Recorded information.
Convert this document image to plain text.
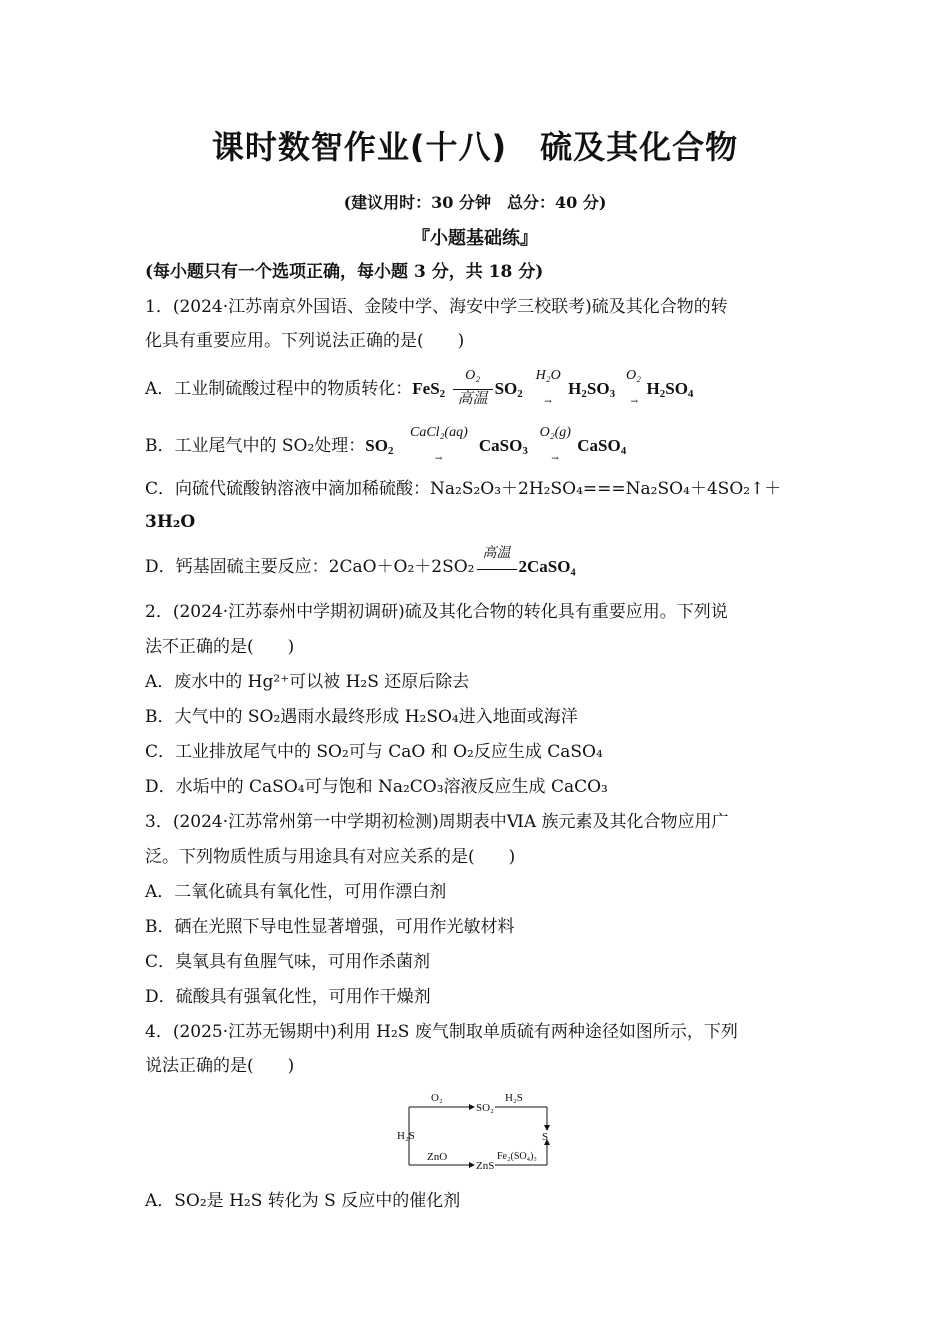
课时数智作业(十八)　硫及其化合物
(建议用时：30 分钟　总分：40 分)
『小题基础练』
(每小题只有一个选项正确，每小题 3 分，共 18 分)
1．(2024·江苏南京外国语、金陵中学、海安中学三校联考)硫及其化合物的转
化具有重要应用。下列说法正确的是(　　)
A．工业制硫酸过程中的物质转化：FeS$_2$
O₂
高温 $SO_2$
H₂O
→
$H_2SO_3$
O₂
→
$H_2SO_4$
B．工业尾气中的 SO₂处理：$SO_2$
CaCl₂(aq)
→
CaSO$_3$
O₂(g)
→
CaSO$_4$
C．向硫代硫酸钠溶液中滴加稀硫酸：Na₂S₂O₃＋2H₂SO₄===Na₂SO₄＋4SO₂↑＋
3H₂O
D．钙基固硫主要反应：2CaO＋O₂＋2SO₂
高温
2CaSO₄
2．(2024·江苏泰州中学期初调研)硫及其化合物的转化具有重要应用。下列说
法不正确的是(　　)
A．废水中的 Hg²⁺可以被 H₂S 还原后除去
B．大气中的 SO₂遇雨水最终形成 H₂SO₄进入地面或海洋
C．工业排放尾气中的 SO₂可与 CaO 和 O₂反应生成 CaSO₄
D．水垢中的 CaSO₄可与饱和 Na₂CO₃溶液反应生成 CaCO₃
3．(2024·江苏常州第一中学期初检测)周期表中ⅥA 族元素及其化合物应用广
泛。下列物质性质与用途具有对应关系的是(　　)
A．二氧化硫具有氧化性，可用作漂白剂
B．硒在光照下导电性显著增强，可用作光敏材料
C．臭氧具有鱼腥气味，可用作杀菌剂
D．硫酸具有强氧化性，可用作干燥剂
4．(2025·江苏无锡期中)利用 H₂S 废气制取单质硫有两种途径如图所示，下列
说法正确的是(　　)
H₂S
O₂
SO₂
H₂S
S
ZnO
ZnS
Fe₂(SO₄)₃
A．SO₂是 H₂S 转化为 S 反应中的催化剂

Required task.
Output every entry exactly as given; pictures are not part of the copy.

Final result.
Convert this document image to plain text.
课时数智作业(十八)　硫及其化合物
(建议用时：30 分钟　总分：40 分)
『小题基础练』
(每小题只有一个选项正确，每小题 3 分，共 18 分)
1．(2024·江苏南京外国语、金陵中学、海安中学三校联考)硫及其化合物的转
化具有重要应用。下列说法正确的是(　　)
A．工业制硫酸过程中的物质转化：FeS$_2$
O₂
高温 $SO_2$
H₂O
→
$H_2SO_3$
O₂
→
$H_2SO_4$
B．工业尾气中的 SO₂处理：$SO_2$
CaCl₂(aq)
→
CaSO$_3$
O₂(g)
→
CaSO$_4$
C．向硫代硫酸钠溶液中滴加稀硫酸：Na₂S₂O₃＋2H₂SO₄===Na₂SO₄＋4SO₂↑＋
3H₂O
D．钙基固硫主要反应：2CaO＋O₂＋2SO₂
高温
2CaSO₄
2．(2024·江苏泰州中学期初调研)硫及其化合物的转化具有重要应用。下列说
法不正确的是(　　)
A．废水中的 Hg²⁺可以被 H₂S 还原后除去
B．大气中的 SO₂遇雨水最终形成 H₂SO₄进入地面或海洋
C．工业排放尾气中的 SO₂可与 CaO 和 O₂反应生成 CaSO₄
D．水垢中的 CaSO₄可与饱和 Na₂CO₃溶液反应生成 CaCO₃
3．(2024·江苏常州第一中学期初检测)周期表中ⅥA 族元素及其化合物应用广
泛。下列物质性质与用途具有对应关系的是(　　)
A．二氧化硫具有氧化性，可用作漂白剂
B．硒在光照下导电性显著增强，可用作光敏材料
C．臭氧具有鱼腥气味，可用作杀菌剂
D．硫酸具有强氧化性，可用作干燥剂
4．(2025·江苏无锡期中)利用 H₂S 废气制取单质硫有两种途径如图所示，下列
说法正确的是(　　)
H₂S
O₂
SO₂
H₂S
S
ZnO
ZnS
Fe₂(SO₄)₃
A．SO₂是 H₂S 转化为 S 反应中的催化剂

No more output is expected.